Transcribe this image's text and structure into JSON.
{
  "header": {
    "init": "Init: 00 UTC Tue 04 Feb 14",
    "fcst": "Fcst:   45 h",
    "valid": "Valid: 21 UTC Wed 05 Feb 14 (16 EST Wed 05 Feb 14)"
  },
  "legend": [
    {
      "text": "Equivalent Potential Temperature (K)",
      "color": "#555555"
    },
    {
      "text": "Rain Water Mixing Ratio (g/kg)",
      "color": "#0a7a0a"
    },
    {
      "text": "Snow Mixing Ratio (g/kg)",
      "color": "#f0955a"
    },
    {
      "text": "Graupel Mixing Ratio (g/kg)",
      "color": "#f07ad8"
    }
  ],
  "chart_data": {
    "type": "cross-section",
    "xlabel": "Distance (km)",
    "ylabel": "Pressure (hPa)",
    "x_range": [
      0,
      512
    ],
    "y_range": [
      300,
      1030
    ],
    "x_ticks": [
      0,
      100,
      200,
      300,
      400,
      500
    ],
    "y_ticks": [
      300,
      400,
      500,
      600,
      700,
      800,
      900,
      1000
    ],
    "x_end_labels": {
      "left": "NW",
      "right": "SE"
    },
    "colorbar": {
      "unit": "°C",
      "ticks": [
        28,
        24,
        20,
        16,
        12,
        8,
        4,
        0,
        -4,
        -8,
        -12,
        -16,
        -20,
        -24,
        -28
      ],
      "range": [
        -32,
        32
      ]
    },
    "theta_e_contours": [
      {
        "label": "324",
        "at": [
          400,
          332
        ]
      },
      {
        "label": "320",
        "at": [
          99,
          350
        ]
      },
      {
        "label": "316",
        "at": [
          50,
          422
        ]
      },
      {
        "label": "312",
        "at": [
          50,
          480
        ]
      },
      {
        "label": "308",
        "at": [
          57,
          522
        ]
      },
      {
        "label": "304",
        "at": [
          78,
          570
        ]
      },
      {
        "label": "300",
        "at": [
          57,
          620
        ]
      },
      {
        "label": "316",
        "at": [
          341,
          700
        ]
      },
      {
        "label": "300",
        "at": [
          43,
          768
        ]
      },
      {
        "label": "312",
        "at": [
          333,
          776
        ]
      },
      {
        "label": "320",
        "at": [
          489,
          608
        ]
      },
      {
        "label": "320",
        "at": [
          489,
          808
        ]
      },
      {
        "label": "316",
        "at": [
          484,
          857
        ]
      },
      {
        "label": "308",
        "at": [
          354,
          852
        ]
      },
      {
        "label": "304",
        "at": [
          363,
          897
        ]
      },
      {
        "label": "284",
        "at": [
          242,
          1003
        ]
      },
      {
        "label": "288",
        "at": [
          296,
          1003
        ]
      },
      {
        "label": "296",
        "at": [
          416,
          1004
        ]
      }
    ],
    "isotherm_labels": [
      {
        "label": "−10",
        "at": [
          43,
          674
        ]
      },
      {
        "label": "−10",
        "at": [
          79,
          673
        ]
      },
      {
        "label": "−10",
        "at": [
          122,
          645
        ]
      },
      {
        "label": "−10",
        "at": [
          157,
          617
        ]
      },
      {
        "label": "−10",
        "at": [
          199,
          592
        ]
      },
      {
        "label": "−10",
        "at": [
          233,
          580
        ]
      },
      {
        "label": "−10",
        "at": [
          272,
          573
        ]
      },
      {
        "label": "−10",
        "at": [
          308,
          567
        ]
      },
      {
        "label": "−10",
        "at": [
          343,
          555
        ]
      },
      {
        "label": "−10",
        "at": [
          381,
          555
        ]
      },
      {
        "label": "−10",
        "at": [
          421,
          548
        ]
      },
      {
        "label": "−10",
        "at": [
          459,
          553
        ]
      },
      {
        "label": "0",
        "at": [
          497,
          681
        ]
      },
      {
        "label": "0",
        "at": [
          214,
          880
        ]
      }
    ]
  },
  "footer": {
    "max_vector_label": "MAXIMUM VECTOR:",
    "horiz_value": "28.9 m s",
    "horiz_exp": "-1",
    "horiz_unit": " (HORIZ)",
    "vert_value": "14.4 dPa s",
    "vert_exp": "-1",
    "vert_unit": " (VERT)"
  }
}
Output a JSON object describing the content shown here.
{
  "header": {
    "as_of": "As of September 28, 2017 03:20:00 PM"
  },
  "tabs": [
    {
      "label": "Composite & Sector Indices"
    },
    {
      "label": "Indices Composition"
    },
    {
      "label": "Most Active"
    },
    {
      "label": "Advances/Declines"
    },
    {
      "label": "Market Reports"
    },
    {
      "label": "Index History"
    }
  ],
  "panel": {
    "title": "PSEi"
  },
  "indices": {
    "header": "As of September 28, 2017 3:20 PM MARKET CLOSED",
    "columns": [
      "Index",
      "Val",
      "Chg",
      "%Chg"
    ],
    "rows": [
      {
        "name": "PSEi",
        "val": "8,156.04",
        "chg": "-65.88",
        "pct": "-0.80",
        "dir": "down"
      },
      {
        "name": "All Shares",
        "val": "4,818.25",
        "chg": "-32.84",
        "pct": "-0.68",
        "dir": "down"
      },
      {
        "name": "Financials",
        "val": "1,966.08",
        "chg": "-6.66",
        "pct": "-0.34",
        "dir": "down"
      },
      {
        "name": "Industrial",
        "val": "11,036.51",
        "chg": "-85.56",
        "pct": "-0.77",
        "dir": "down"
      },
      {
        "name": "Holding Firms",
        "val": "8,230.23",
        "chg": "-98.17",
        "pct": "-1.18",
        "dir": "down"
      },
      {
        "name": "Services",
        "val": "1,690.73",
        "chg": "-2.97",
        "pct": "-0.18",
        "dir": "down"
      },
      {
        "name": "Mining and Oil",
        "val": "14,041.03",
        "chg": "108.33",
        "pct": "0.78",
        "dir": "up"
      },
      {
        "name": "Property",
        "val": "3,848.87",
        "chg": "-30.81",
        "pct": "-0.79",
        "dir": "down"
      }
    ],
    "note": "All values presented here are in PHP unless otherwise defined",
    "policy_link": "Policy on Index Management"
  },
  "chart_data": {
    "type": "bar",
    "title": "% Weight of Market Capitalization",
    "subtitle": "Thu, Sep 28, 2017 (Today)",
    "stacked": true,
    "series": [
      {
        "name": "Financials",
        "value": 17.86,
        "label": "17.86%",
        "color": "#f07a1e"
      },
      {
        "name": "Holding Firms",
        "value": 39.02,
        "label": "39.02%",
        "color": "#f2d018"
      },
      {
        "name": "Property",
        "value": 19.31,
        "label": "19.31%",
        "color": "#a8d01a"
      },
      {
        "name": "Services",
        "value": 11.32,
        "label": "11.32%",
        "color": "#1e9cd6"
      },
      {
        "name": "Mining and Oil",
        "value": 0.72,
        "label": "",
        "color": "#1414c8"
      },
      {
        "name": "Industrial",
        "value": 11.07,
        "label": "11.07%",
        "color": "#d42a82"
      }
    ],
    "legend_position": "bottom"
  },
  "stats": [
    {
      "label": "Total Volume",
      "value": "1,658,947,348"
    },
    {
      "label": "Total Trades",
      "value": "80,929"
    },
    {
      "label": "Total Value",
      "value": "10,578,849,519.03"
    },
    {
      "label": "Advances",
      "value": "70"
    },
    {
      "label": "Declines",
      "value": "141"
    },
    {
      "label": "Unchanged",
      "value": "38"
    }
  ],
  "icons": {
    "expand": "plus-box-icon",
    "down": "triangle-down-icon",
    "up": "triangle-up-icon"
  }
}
——
Produce an exact copy of the whole listing.

• _Answer for this exercise_
Transcribe this image's text and structure into JSON.
{
  "header": {
    "init": "Init: 00 UTC Tue 04 Feb 14",
    "fcst": "Fcst:   45 h",
    "valid": "Valid: 21 UTC Wed 05 Feb 14 (16 EST Wed 05 Feb 14)"
  },
  "legend": [
    {
      "text": "Equivalent Potential Temperature (K)",
      "color": "#555555"
    },
    {
      "text": "Rain Water Mixing Ratio (g/kg)",
      "color": "#0a7a0a"
    },
    {
      "text": "Snow Mixing Ratio (g/kg)",
      "color": "#f0955a"
    },
    {
      "text": "Graupel Mixing Ratio (g/kg)",
      "color": "#f07ad8"
    }
  ],
  "chart_data": {
    "type": "cross-section",
    "xlabel": "Distance (km)",
    "ylabel": "Pressure (hPa)",
    "x_range": [
      0,
      512
    ],
    "y_range": [
      300,
      1030
    ],
    "x_ticks": [
      0,
      100,
      200,
      300,
      400,
      500
    ],
    "y_ticks": [
      300,
      400,
      500,
      600,
      700,
      800,
      900,
      1000
    ],
    "x_end_labels": {
      "left": "NW",
      "right": "SE"
    },
    "colorbar": {
      "unit": "°C",
      "ticks": [
        28,
        24,
        20,
        16,
        12,
        8,
        4,
        0,
        -4,
        -8,
        -12,
        -16,
        -20,
        -24,
        -28
      ],
      "range": [
        -32,
        32
      ]
    },
    "theta_e_contours": [
      {
        "label": "324",
        "at": [
          400,
          332
        ]
      },
      {
        "label": "320",
        "at": [
          99,
          350
        ]
      },
      {
        "label": "316",
        "at": [
          50,
          422
        ]
      },
      {
        "label": "312",
        "at": [
          50,
          480
        ]
      },
      {
        "label": "308",
        "at": [
          57,
          522
        ]
      },
      {
        "label": "304",
        "at": [
          78,
          570
        ]
      },
      {
        "label": "300",
        "at": [
          57,
          620
        ]
      },
      {
        "label": "316",
        "at": [
          341,
          700
        ]
      },
      {
        "label": "300",
        "at": [
          43,
          768
        ]
      },
      {
        "label": "312",
        "at": [
          333,
          776
        ]
      },
      {
        "label": "320",
        "at": [
          489,
          608
        ]
      },
      {
        "label": "320",
        "at": [
          489,
          808
        ]
      },
      {
        "label": "316",
        "at": [
          484,
          857
        ]
      },
      {
        "label": "308",
        "at": [
          354,
          852
        ]
      },
      {
        "label": "304",
        "at": [
          363,
          897
        ]
      },
      {
        "label": "284",
        "at": [
          242,
          1003
        ]
      },
      {
        "label": "288",
        "at": [
          296,
          1003
        ]
      },
      {
        "label": "296",
        "at": [
          416,
          1004
        ]
      }
    ],
    "isotherm_labels": [
      {
        "label": "−10",
        "at": [
          43,
          674
        ]
      },
      {
        "label": "−10",
        "at": [
          79,
          673
        ]
      },
      {
        "label": "−10",
        "at": [
          122,
          645
        ]
      },
      {
        "label": "−10",
        "at": [
          157,
          617
        ]
      },
      {
        "label": "−10",
        "at": [
          199,
          592
        ]
      },
      {
        "label": "−10",
        "at": [
          233,
          580
        ]
      },
      {
        "label": "−10",
        "at": [
          272,
          573
        ]
      },
      {
        "label": "−10",
        "at": [
          308,
          567
        ]
      },
      {
        "label": "−10",
        "at": [
          343,
          555
        ]
      },
      {
        "label": "−10",
        "at": [
          381,
          555
        ]
      },
      {
        "label": "−10",
        "at": [
          421,
          548
        ]
      },
      {
        "label": "−10",
        "at": [
          459,
          553
        ]
      },
      {
        "label": "0",
        "at": [
          497,
          681
        ]
      },
      {
        "label": "0",
        "at": [
          214,
          880
        ]
      }
    ]
  },
  "footer": {
    "max_vector_label": "MAXIMUM VECTOR:",
    "horiz_value": "28.9 m s",
    "horiz_exp": "-1",
    "horiz_unit": " (HORIZ)",
    "vert_value": "14.4 dPa s",
    "vert_exp": "-1",
    "vert_unit": " (VERT)"
  }
}
Output a JSON object describing the content shown here.
{
  "header": {
    "as_of": "As of September 28, 2017 03:20:00 PM"
  },
  "tabs": [
    {
      "label": "Composite & Sector Indices"
    },
    {
      "label": "Indices Composition"
    },
    {
      "label": "Most Active"
    },
    {
      "label": "Advances/Declines"
    },
    {
      "label": "Market Reports"
    },
    {
      "label": "Index History"
    }
  ],
  "panel": {
    "title": "PSEi"
  },
  "indices": {
    "header": "As of September 28, 2017 3:20 PM MARKET CLOSED",
    "columns": [
      "Index",
      "Val",
      "Chg",
      "%Chg"
    ],
    "rows": [
      {
        "name": "PSEi",
        "val": "8,156.04",
        "chg": "-65.88",
        "pct": "-0.80",
        "dir": "down"
      },
      {
        "name": "All Shares",
        "val": "4,818.25",
        "chg": "-32.84",
        "pct": "-0.68",
        "dir": "down"
      },
      {
        "name": "Financials",
        "val": "1,966.08",
        "chg": "-6.66",
        "pct": "-0.34",
        "dir": "down"
      },
      {
        "name": "Industrial",
        "val": "11,036.51",
        "chg": "-85.56",
        "pct": "-0.77",
        "dir": "down"
      },
      {
        "name": "Holding Firms",
        "val": "8,230.23",
        "chg": "-98.17",
        "pct": "-1.18",
        "dir": "down"
      },
      {
        "name": "Services",
        "val": "1,690.73",
        "chg": "-2.97",
        "pct": "-0.18",
        "dir": "down"
      },
      {
        "name": "Mining and Oil",
        "val": "14,041.03",
        "chg": "108.33",
        "pct": "0.78",
        "dir": "up"
      },
      {
        "name": "Property",
        "val": "3,848.87",
        "chg": "-30.81",
        "pct": "-0.79",
        "dir": "down"
      }
    ],
    "note": "All values presented here are in PHP unless otherwise defined",
    "policy_link": "Policy on Index Management"
  },
  "chart_data": {
    "type": "bar",
    "title": "% Weight of Market Capitalization",
    "subtitle": "Thu, Sep 28, 2017 (Today)",
    "stacked": true,
    "series": [
      {
        "name": "Financials",
        "value": 17.86,
        "label": "17.86%",
        "color": "#f07a1e"
      },
      {
        "name": "Holding Firms",
        "value": 39.02,
        "label": "39.02%",
        "color": "#f2d018"
      },
      {
        "name": "Property",
        "value": 19.31,
        "label": "19.31%",
        "color": "#a8d01a"
      },
      {
        "name": "Services",
        "value": 11.32,
        "label": "11.32%",
        "color": "#1e9cd6"
      },
      {
        "name": "Mining and Oil",
        "value": 0.72,
        "label": "",
        "color": "#1414c8"
      },
      {
        "name": "Industrial",
        "value": 11.07,
        "label": "11.07%",
        "color": "#d42a82"
      }
    ],
    "legend_position": "bottom"
  },
  "stats": [
    {
      "label": "Total Volume",
      "value": "1,658,947,348"
    },
    {
      "label": "Total Trades",
      "value": "80,929"
    },
    {
      "label": "Total Value",
      "value": "10,578,849,519.03"
    },
    {
      "label": "Advances",
      "value": "70"
    },
    {
      "label": "Declines",
      "value": "141"
    },
    {
      "label": "Unchanged",
      "value": "38"
    }
  ],
  "icons": {
    "expand": "plus-box-icon",
    "down": "triangle-down-icon",
    "up": "triangle-up-icon"
  }
}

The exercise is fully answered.